### What you will do
Write out the data below exactly as given, without any of its pictures.

[Stored data]
--*--

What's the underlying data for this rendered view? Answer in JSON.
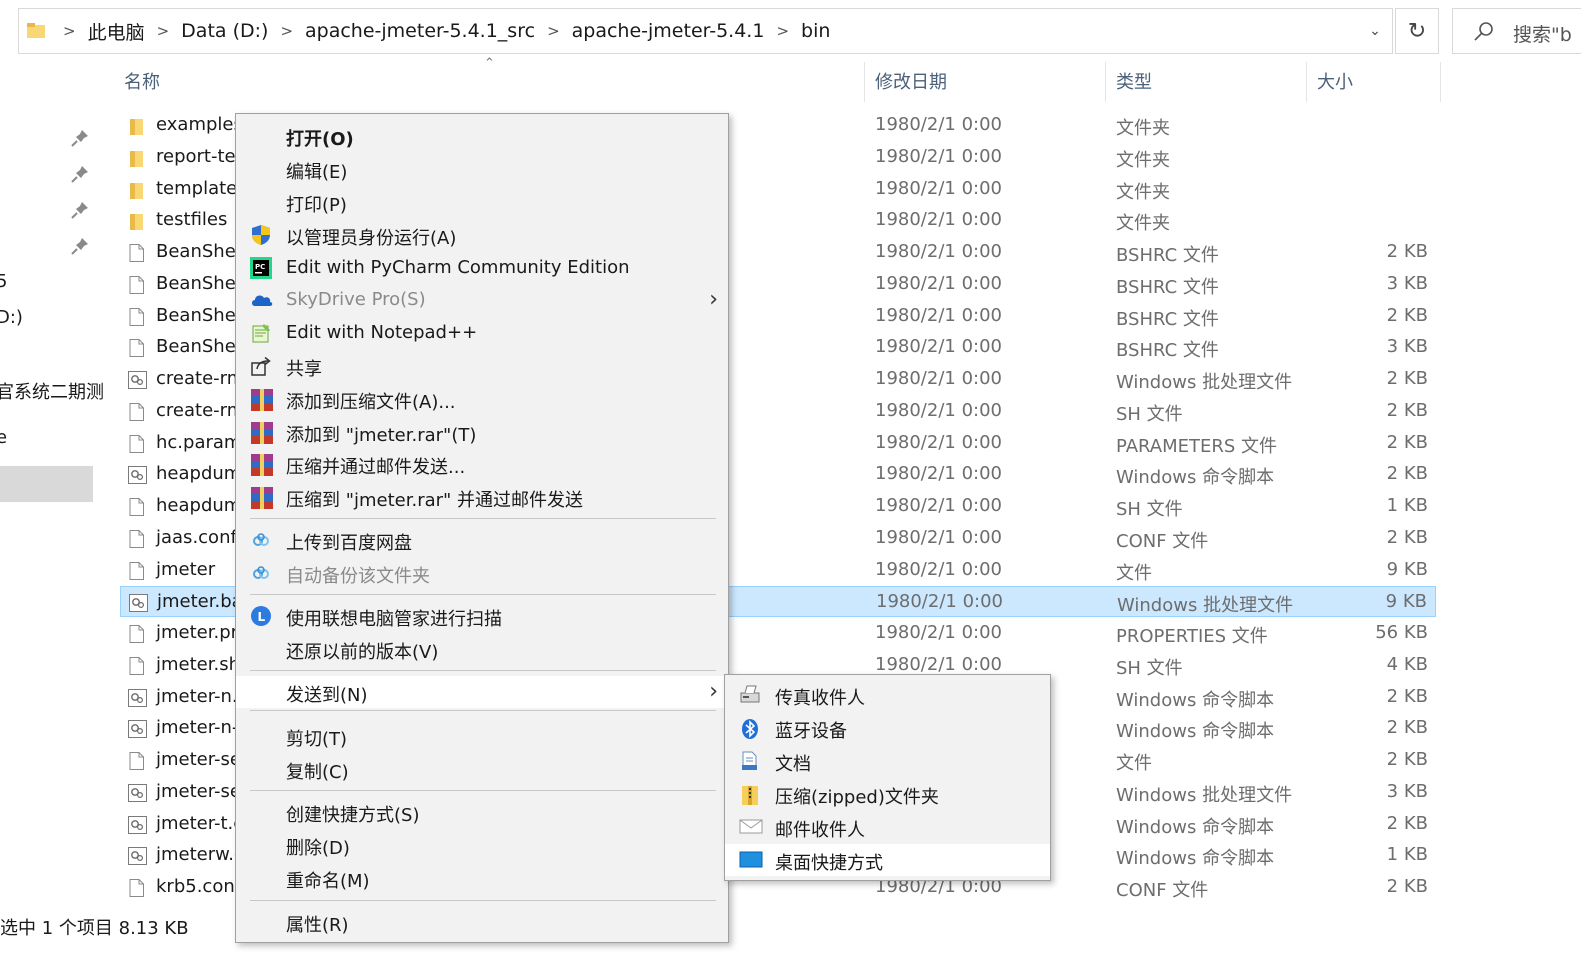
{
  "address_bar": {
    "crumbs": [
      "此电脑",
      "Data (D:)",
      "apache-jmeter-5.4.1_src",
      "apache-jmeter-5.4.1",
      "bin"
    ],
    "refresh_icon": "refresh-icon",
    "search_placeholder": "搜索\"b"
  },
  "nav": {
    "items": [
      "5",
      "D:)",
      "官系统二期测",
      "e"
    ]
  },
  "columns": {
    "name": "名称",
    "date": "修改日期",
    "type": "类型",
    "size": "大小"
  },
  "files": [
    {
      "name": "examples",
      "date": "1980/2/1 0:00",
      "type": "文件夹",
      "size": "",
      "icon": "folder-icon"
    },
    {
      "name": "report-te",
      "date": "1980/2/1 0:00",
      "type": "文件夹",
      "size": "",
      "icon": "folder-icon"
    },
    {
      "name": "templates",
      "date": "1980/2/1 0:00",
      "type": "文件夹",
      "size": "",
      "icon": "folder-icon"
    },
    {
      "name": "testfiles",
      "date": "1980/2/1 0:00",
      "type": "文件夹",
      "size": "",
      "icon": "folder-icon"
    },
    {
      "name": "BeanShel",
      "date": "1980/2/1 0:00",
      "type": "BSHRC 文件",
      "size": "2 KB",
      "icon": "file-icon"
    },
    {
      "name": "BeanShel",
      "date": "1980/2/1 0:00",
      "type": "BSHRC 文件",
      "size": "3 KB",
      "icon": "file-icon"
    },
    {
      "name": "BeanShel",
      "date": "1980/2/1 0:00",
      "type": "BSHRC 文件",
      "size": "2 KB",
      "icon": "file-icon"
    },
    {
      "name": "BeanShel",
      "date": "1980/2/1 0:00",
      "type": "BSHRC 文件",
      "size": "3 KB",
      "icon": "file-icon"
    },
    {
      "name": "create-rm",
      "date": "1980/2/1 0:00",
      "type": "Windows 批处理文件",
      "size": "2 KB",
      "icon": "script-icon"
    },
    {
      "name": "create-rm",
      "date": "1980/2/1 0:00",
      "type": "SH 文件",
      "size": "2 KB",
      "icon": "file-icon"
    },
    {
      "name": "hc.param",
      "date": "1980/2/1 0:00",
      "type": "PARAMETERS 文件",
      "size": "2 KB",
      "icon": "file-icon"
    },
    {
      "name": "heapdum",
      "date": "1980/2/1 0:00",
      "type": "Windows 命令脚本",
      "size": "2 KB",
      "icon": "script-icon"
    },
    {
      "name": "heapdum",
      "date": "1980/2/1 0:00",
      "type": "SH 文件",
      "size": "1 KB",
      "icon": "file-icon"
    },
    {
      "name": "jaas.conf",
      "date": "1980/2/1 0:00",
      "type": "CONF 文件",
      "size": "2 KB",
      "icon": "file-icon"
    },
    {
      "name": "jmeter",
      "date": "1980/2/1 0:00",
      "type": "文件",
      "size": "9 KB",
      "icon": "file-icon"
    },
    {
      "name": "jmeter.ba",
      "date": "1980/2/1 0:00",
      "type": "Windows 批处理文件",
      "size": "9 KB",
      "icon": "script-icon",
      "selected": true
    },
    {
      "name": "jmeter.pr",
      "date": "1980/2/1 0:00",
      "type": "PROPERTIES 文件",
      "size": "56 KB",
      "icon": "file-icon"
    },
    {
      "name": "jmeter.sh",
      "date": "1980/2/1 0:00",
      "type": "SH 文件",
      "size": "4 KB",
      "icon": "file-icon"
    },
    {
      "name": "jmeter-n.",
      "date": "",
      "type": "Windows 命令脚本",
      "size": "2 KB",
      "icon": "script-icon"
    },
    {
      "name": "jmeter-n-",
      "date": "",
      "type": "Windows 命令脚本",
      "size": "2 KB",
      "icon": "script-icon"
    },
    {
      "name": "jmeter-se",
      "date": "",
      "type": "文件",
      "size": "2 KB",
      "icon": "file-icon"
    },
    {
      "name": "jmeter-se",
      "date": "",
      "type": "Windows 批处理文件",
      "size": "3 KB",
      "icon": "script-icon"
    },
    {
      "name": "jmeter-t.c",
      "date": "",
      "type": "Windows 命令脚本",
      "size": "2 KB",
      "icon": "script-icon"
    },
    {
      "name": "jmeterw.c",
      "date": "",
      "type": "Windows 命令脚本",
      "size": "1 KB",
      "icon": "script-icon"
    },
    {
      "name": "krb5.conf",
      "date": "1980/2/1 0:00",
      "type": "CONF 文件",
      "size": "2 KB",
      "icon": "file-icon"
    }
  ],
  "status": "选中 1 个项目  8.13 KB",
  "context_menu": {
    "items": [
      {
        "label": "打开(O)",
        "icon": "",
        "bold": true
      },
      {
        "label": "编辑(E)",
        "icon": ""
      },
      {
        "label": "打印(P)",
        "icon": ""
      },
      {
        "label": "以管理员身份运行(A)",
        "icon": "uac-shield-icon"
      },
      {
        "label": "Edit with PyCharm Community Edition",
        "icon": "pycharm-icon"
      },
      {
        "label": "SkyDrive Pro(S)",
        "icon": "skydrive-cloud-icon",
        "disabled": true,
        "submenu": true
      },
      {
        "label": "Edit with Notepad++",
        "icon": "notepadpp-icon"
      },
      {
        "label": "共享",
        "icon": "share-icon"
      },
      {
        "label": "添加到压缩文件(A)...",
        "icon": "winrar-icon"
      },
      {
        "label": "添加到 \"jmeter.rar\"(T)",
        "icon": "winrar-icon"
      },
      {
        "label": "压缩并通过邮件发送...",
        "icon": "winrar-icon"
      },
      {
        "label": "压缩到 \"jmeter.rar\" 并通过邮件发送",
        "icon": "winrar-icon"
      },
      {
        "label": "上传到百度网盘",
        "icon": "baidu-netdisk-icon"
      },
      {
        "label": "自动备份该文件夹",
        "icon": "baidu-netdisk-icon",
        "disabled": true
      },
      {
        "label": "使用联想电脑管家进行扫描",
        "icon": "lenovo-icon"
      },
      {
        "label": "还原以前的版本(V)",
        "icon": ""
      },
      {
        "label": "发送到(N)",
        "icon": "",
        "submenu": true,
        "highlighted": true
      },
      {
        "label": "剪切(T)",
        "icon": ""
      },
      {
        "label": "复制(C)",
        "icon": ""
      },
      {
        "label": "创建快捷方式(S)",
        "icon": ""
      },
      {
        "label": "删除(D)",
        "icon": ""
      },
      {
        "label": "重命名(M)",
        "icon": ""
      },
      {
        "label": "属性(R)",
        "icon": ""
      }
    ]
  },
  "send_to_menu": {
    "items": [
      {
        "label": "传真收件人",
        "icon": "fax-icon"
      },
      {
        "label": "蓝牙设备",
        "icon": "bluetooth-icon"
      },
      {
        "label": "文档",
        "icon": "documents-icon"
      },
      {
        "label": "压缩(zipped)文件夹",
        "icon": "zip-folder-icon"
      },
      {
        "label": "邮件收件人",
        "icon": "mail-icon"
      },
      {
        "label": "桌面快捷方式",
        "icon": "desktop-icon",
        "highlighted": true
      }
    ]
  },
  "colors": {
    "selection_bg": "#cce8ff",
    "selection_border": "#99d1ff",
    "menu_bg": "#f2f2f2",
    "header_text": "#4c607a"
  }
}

--*--

### Correct result
What's the underlying data for this rendered view? Answer in JSON.
{
  "address_bar": {
    "crumbs": [
      "此电脑",
      "Data (D:)",
      "apache-jmeter-5.4.1_src",
      "apache-jmeter-5.4.1",
      "bin"
    ],
    "refresh_icon": "refresh-icon",
    "search_placeholder": "搜索\"b"
  },
  "nav": {
    "items": [
      "5",
      "D:)",
      "官系统二期测",
      "e"
    ]
  },
  "columns": {
    "name": "名称",
    "date": "修改日期",
    "type": "类型",
    "size": "大小"
  },
  "files": [
    {
      "name": "examples",
      "date": "1980/2/1 0:00",
      "type": "文件夹",
      "size": "",
      "icon": "folder-icon"
    },
    {
      "name": "report-te",
      "date": "1980/2/1 0:00",
      "type": "文件夹",
      "size": "",
      "icon": "folder-icon"
    },
    {
      "name": "templates",
      "date": "1980/2/1 0:00",
      "type": "文件夹",
      "size": "",
      "icon": "folder-icon"
    },
    {
      "name": "testfiles",
      "date": "1980/2/1 0:00",
      "type": "文件夹",
      "size": "",
      "icon": "folder-icon"
    },
    {
      "name": "BeanShel",
      "date": "1980/2/1 0:00",
      "type": "BSHRC 文件",
      "size": "2 KB",
      "icon": "file-icon"
    },
    {
      "name": "BeanShel",
      "date": "1980/2/1 0:00",
      "type": "BSHRC 文件",
      "size": "3 KB",
      "icon": "file-icon"
    },
    {
      "name": "BeanShel",
      "date": "1980/2/1 0:00",
      "type": "BSHRC 文件",
      "size": "2 KB",
      "icon": "file-icon"
    },
    {
      "name": "BeanShel",
      "date": "1980/2/1 0:00",
      "type": "BSHRC 文件",
      "size": "3 KB",
      "icon": "file-icon"
    },
    {
      "name": "create-rm",
      "date": "1980/2/1 0:00",
      "type": "Windows 批处理文件",
      "size": "2 KB",
      "icon": "script-icon"
    },
    {
      "name": "create-rm",
      "date": "1980/2/1 0:00",
      "type": "SH 文件",
      "size": "2 KB",
      "icon": "file-icon"
    },
    {
      "name": "hc.param",
      "date": "1980/2/1 0:00",
      "type": "PARAMETERS 文件",
      "size": "2 KB",
      "icon": "file-icon"
    },
    {
      "name": "heapdum",
      "date": "1980/2/1 0:00",
      "type": "Windows 命令脚本",
      "size": "2 KB",
      "icon": "script-icon"
    },
    {
      "name": "heapdum",
      "date": "1980/2/1 0:00",
      "type": "SH 文件",
      "size": "1 KB",
      "icon": "file-icon"
    },
    {
      "name": "jaas.conf",
      "date": "1980/2/1 0:00",
      "type": "CONF 文件",
      "size": "2 KB",
      "icon": "file-icon"
    },
    {
      "name": "jmeter",
      "date": "1980/2/1 0:00",
      "type": "文件",
      "size": "9 KB",
      "icon": "file-icon"
    },
    {
      "name": "jmeter.ba",
      "date": "1980/2/1 0:00",
      "type": "Windows 批处理文件",
      "size": "9 KB",
      "icon": "script-icon",
      "selected": true
    },
    {
      "name": "jmeter.pr",
      "date": "1980/2/1 0:00",
      "type": "PROPERTIES 文件",
      "size": "56 KB",
      "icon": "file-icon"
    },
    {
      "name": "jmeter.sh",
      "date": "1980/2/1 0:00",
      "type": "SH 文件",
      "size": "4 KB",
      "icon": "file-icon"
    },
    {
      "name": "jmeter-n.",
      "date": "",
      "type": "Windows 命令脚本",
      "size": "2 KB",
      "icon": "script-icon"
    },
    {
      "name": "jmeter-n-",
      "date": "",
      "type": "Windows 命令脚本",
      "size": "2 KB",
      "icon": "script-icon"
    },
    {
      "name": "jmeter-se",
      "date": "",
      "type": "文件",
      "size": "2 KB",
      "icon": "file-icon"
    },
    {
      "name": "jmeter-se",
      "date": "",
      "type": "Windows 批处理文件",
      "size": "3 KB",
      "icon": "script-icon"
    },
    {
      "name": "jmeter-t.c",
      "date": "",
      "type": "Windows 命令脚本",
      "size": "2 KB",
      "icon": "script-icon"
    },
    {
      "name": "jmeterw.c",
      "date": "",
      "type": "Windows 命令脚本",
      "size": "1 KB",
      "icon": "script-icon"
    },
    {
      "name": "krb5.conf",
      "date": "1980/2/1 0:00",
      "type": "CONF 文件",
      "size": "2 KB",
      "icon": "file-icon"
    }
  ],
  "status": "选中 1 个项目  8.13 KB",
  "context_menu": {
    "items": [
      {
        "label": "打开(O)",
        "icon": "",
        "bold": true
      },
      {
        "label": "编辑(E)",
        "icon": ""
      },
      {
        "label": "打印(P)",
        "icon": ""
      },
      {
        "label": "以管理员身份运行(A)",
        "icon": "uac-shield-icon"
      },
      {
        "label": "Edit with PyCharm Community Edition",
        "icon": "pycharm-icon"
      },
      {
        "label": "SkyDrive Pro(S)",
        "icon": "skydrive-cloud-icon",
        "disabled": true,
        "submenu": true
      },
      {
        "label": "Edit with Notepad++",
        "icon": "notepadpp-icon"
      },
      {
        "label": "共享",
        "icon": "share-icon"
      },
      {
        "label": "添加到压缩文件(A)...",
        "icon": "winrar-icon"
      },
      {
        "label": "添加到 \"jmeter.rar\"(T)",
        "icon": "winrar-icon"
      },
      {
        "label": "压缩并通过邮件发送...",
        "icon": "winrar-icon"
      },
      {
        "label": "压缩到 \"jmeter.rar\" 并通过邮件发送",
        "icon": "winrar-icon"
      },
      {
        "label": "上传到百度网盘",
        "icon": "baidu-netdisk-icon"
      },
      {
        "label": "自动备份该文件夹",
        "icon": "baidu-netdisk-icon",
        "disabled": true
      },
      {
        "label": "使用联想电脑管家进行扫描",
        "icon": "lenovo-icon"
      },
      {
        "label": "还原以前的版本(V)",
        "icon": ""
      },
      {
        "label": "发送到(N)",
        "icon": "",
        "submenu": true,
        "highlighted": true
      },
      {
        "label": "剪切(T)",
        "icon": ""
      },
      {
        "label": "复制(C)",
        "icon": ""
      },
      {
        "label": "创建快捷方式(S)",
        "icon": ""
      },
      {
        "label": "删除(D)",
        "icon": ""
      },
      {
        "label": "重命名(M)",
        "icon": ""
      },
      {
        "label": "属性(R)",
        "icon": ""
      }
    ]
  },
  "send_to_menu": {
    "items": [
      {
        "label": "传真收件人",
        "icon": "fax-icon"
      },
      {
        "label": "蓝牙设备",
        "icon": "bluetooth-icon"
      },
      {
        "label": "文档",
        "icon": "documents-icon"
      },
      {
        "label": "压缩(zipped)文件夹",
        "icon": "zip-folder-icon"
      },
      {
        "label": "邮件收件人",
        "icon": "mail-icon"
      },
      {
        "label": "桌面快捷方式",
        "icon": "desktop-icon",
        "highlighted": true
      }
    ]
  },
  "colors": {
    "selection_bg": "#cce8ff",
    "selection_border": "#99d1ff",
    "menu_bg": "#f2f2f2",
    "header_text": "#4c607a"
  }
}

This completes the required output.